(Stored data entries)
*****

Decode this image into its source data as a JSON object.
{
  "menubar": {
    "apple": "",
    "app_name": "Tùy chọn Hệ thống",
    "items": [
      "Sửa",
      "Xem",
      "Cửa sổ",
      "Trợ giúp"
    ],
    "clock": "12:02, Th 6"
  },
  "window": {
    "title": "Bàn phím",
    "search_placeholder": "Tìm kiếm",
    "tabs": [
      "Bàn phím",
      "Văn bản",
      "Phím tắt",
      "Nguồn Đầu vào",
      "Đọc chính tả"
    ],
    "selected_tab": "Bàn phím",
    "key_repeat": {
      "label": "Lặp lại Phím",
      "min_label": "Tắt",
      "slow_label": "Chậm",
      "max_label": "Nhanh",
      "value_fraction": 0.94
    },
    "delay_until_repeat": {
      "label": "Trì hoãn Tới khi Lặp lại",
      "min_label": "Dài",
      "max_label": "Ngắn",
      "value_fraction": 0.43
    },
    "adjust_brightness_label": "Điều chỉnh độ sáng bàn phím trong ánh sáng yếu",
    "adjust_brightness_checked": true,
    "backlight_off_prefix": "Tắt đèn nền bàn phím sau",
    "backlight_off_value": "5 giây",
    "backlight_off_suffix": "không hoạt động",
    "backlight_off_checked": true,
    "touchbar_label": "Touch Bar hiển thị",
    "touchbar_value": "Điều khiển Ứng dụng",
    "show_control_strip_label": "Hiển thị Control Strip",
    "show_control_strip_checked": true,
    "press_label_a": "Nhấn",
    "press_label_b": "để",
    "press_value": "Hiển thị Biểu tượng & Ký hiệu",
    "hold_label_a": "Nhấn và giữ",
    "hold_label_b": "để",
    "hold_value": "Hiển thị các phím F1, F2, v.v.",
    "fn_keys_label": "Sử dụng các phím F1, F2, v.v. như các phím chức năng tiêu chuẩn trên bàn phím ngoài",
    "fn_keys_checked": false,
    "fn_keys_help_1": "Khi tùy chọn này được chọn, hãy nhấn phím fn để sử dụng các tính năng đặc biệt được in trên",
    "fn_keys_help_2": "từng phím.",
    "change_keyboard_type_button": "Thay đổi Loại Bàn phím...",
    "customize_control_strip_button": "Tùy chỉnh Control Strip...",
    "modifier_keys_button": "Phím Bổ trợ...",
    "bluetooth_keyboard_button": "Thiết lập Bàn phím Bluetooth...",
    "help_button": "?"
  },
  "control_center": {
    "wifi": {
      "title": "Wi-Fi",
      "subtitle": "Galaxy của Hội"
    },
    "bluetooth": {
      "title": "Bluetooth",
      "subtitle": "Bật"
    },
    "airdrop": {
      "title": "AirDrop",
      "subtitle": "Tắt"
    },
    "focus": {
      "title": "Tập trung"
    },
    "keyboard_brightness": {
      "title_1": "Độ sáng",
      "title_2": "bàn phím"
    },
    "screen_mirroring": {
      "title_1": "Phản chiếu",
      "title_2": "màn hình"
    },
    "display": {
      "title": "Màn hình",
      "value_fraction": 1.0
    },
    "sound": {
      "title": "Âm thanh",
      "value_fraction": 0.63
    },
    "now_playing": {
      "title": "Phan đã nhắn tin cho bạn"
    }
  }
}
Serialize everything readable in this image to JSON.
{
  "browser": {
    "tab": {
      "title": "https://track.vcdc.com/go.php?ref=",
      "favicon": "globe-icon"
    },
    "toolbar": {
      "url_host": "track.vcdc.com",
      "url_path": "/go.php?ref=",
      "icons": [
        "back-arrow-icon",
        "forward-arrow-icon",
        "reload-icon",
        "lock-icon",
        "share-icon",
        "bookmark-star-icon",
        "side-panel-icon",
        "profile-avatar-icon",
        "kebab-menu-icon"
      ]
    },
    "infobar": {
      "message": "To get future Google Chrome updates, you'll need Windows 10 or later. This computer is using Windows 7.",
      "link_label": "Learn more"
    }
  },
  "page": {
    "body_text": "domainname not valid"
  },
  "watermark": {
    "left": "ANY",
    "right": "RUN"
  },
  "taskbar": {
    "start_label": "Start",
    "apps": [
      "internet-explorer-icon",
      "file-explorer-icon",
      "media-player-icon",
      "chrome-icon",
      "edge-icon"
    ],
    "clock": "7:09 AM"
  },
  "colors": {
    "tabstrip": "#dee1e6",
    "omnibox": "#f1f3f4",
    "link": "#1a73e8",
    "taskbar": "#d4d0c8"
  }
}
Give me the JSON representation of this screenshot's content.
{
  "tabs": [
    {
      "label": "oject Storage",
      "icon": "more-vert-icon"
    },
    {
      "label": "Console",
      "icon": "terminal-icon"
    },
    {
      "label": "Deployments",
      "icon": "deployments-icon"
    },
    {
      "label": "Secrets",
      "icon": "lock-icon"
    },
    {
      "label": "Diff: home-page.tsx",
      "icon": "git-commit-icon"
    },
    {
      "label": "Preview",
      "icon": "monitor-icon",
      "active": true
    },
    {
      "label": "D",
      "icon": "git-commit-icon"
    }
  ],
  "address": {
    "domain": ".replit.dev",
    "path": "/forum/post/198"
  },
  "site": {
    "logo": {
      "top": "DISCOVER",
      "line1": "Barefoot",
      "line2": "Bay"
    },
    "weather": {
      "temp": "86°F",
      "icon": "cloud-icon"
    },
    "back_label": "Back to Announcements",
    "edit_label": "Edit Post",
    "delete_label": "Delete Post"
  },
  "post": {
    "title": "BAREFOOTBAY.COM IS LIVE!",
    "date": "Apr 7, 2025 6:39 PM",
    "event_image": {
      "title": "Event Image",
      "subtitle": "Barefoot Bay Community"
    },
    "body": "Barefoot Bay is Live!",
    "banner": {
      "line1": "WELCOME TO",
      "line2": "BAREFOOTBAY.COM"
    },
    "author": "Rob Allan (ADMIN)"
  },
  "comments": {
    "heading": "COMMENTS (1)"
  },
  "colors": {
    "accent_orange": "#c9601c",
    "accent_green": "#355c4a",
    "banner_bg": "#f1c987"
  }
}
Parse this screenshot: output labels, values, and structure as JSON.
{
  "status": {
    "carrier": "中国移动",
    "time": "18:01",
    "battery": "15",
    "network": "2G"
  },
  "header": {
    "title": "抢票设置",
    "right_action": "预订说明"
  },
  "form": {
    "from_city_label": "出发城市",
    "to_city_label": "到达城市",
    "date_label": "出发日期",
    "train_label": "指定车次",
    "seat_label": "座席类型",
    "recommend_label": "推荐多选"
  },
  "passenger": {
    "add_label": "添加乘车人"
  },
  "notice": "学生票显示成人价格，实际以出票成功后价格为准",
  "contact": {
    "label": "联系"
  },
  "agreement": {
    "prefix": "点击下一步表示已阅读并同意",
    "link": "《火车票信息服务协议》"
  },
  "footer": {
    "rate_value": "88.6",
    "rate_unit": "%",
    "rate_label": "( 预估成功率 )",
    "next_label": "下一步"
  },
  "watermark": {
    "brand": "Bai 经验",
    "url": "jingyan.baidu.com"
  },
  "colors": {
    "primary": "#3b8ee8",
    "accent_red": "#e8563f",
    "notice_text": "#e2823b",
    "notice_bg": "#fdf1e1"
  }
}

*****

Transcribe all lines as written.

**Completed task**
Decode this image into its source data as a JSON object.
{
  "menubar": {
    "apple": "",
    "app_name": "Tùy chọn Hệ thống",
    "items": [
      "Sửa",
      "Xem",
      "Cửa sổ",
      "Trợ giúp"
    ],
    "clock": "12:02, Th 6"
  },
  "window": {
    "title": "Bàn phím",
    "search_placeholder": "Tìm kiếm",
    "tabs": [
      "Bàn phím",
      "Văn bản",
      "Phím tắt",
      "Nguồn Đầu vào",
      "Đọc chính tả"
    ],
    "selected_tab": "Bàn phím",
    "key_repeat": {
      "label": "Lặp lại Phím",
      "min_label": "Tắt",
      "slow_label": "Chậm",
      "max_label": "Nhanh",
      "value_fraction": 0.94
    },
    "delay_until_repeat": {
      "label": "Trì hoãn Tới khi Lặp lại",
      "min_label": "Dài",
      "max_label": "Ngắn",
      "value_fraction": 0.43
    },
    "adjust_brightness_label": "Điều chỉnh độ sáng bàn phím trong ánh sáng yếu",
    "adjust_brightness_checked": true,
    "backlight_off_prefix": "Tắt đèn nền bàn phím sau",
    "backlight_off_value": "5 giây",
    "backlight_off_suffix": "không hoạt động",
    "backlight_off_checked": true,
    "touchbar_label": "Touch Bar hiển thị",
    "touchbar_value": "Điều khiển Ứng dụng",
    "show_control_strip_label": "Hiển thị Control Strip",
    "show_control_strip_checked": true,
    "press_label_a": "Nhấn",
    "press_label_b": "để",
    "press_value": "Hiển thị Biểu tượng & Ký hiệu",
    "hold_label_a": "Nhấn và giữ",
    "hold_label_b": "để",
    "hold_value": "Hiển thị các phím F1, F2, v.v.",
    "fn_keys_label": "Sử dụng các phím F1, F2, v.v. như các phím chức năng tiêu chuẩn trên bàn phím ngoài",
    "fn_keys_checked": false,
    "fn_keys_help_1": "Khi tùy chọn này được chọn, hãy nhấn phím fn để sử dụng các tính năng đặc biệt được in trên",
    "fn_keys_help_2": "từng phím.",
    "change_keyboard_type_button": "Thay đổi Loại Bàn phím...",
    "customize_control_strip_button": "Tùy chỉnh Control Strip...",
    "modifier_keys_button": "Phím Bổ trợ...",
    "bluetooth_keyboard_button": "Thiết lập Bàn phím Bluetooth...",
    "help_button": "?"
  },
  "control_center": {
    "wifi": {
      "title": "Wi-Fi",
      "subtitle": "Galaxy của Hội"
    },
    "bluetooth": {
      "title": "Bluetooth",
      "subtitle": "Bật"
    },
    "airdrop": {
      "title": "AirDrop",
      "subtitle": "Tắt"
    },
    "focus": {
      "title": "Tập trung"
    },
    "keyboard_brightness": {
      "title_1": "Độ sáng",
      "title_2": "bàn phím"
    },
    "screen_mirroring": {
      "title_1": "Phản chiếu",
      "title_2": "màn hình"
    },
    "display": {
      "title": "Màn hình",
      "value_fraction": 1.0
    },
    "sound": {
      "title": "Âm thanh",
      "value_fraction": 0.63
    },
    "now_playing": {
      "title": "Phan đã nhắn tin cho bạn"
    }
  }
}
Serialize everything readable in this image to JSON.
{
  "browser": {
    "tab": {
      "title": "https://track.vcdc.com/go.php?ref=",
      "favicon": "globe-icon"
    },
    "toolbar": {
      "url_host": "track.vcdc.com",
      "url_path": "/go.php?ref=",
      "icons": [
        "back-arrow-icon",
        "forward-arrow-icon",
        "reload-icon",
        "lock-icon",
        "share-icon",
        "bookmark-star-icon",
        "side-panel-icon",
        "profile-avatar-icon",
        "kebab-menu-icon"
      ]
    },
    "infobar": {
      "message": "To get future Google Chrome updates, you'll need Windows 10 or later. This computer is using Windows 7.",
      "link_label": "Learn more"
    }
  },
  "page": {
    "body_text": "domainname not valid"
  },
  "watermark": {
    "left": "ANY",
    "right": "RUN"
  },
  "taskbar": {
    "start_label": "Start",
    "apps": [
      "internet-explorer-icon",
      "file-explorer-icon",
      "media-player-icon",
      "chrome-icon",
      "edge-icon"
    ],
    "clock": "7:09 AM"
  },
  "colors": {
    "tabstrip": "#dee1e6",
    "omnibox": "#f1f3f4",
    "link": "#1a73e8",
    "taskbar": "#d4d0c8"
  }
}
Give me the JSON representation of this screenshot's content.
{
  "tabs": [
    {
      "label": "oject Storage",
      "icon": "more-vert-icon"
    },
    {
      "label": "Console",
      "icon": "terminal-icon"
    },
    {
      "label": "Deployments",
      "icon": "deployments-icon"
    },
    {
      "label": "Secrets",
      "icon": "lock-icon"
    },
    {
      "label": "Diff: home-page.tsx",
      "icon": "git-commit-icon"
    },
    {
      "label": "Preview",
      "icon": "monitor-icon",
      "active": true
    },
    {
      "label": "D",
      "icon": "git-commit-icon"
    }
  ],
  "address": {
    "domain": ".replit.dev",
    "path": "/forum/post/198"
  },
  "site": {
    "logo": {
      "top": "DISCOVER",
      "line1": "Barefoot",
      "line2": "Bay"
    },
    "weather": {
      "temp": "86°F",
      "icon": "cloud-icon"
    },
    "back_label": "Back to Announcements",
    "edit_label": "Edit Post",
    "delete_label": "Delete Post"
  },
  "post": {
    "title": "BAREFOOTBAY.COM IS LIVE!",
    "date": "Apr 7, 2025 6:39 PM",
    "event_image": {
      "title": "Event Image",
      "subtitle": "Barefoot Bay Community"
    },
    "body": "Barefoot Bay is Live!",
    "banner": {
      "line1": "WELCOME TO",
      "line2": "BAREFOOTBAY.COM"
    },
    "author": "Rob Allan (ADMIN)"
  },
  "comments": {
    "heading": "COMMENTS (1)"
  },
  "colors": {
    "accent_orange": "#c9601c",
    "accent_green": "#355c4a",
    "banner_bg": "#f1c987"
  }
}
Parse this screenshot: output labels, values, and structure as JSON.
{
  "status": {
    "carrier": "中国移动",
    "time": "18:01",
    "battery": "15",
    "network": "2G"
  },
  "header": {
    "title": "抢票设置",
    "right_action": "预订说明"
  },
  "form": {
    "from_city_label": "出发城市",
    "to_city_label": "到达城市",
    "date_label": "出发日期",
    "train_label": "指定车次",
    "seat_label": "座席类型",
    "recommend_label": "推荐多选"
  },
  "passenger": {
    "add_label": "添加乘车人"
  },
  "notice": "学生票显示成人价格，实际以出票成功后价格为准",
  "contact": {
    "label": "联系"
  },
  "agreement": {
    "prefix": "点击下一步表示已阅读并同意",
    "link": "《火车票信息服务协议》"
  },
  "footer": {
    "rate_value": "88.6",
    "rate_unit": "%",
    "rate_label": "( 预估成功率 )",
    "next_label": "下一步"
  },
  "watermark": {
    "brand": "Bai 经验",
    "url": "jingyan.baidu.com"
  },
  "colors": {
    "primary": "#3b8ee8",
    "accent_red": "#e8563f",
    "notice_text": "#e2823b",
    "notice_bg": "#fdf1e1"
  }
}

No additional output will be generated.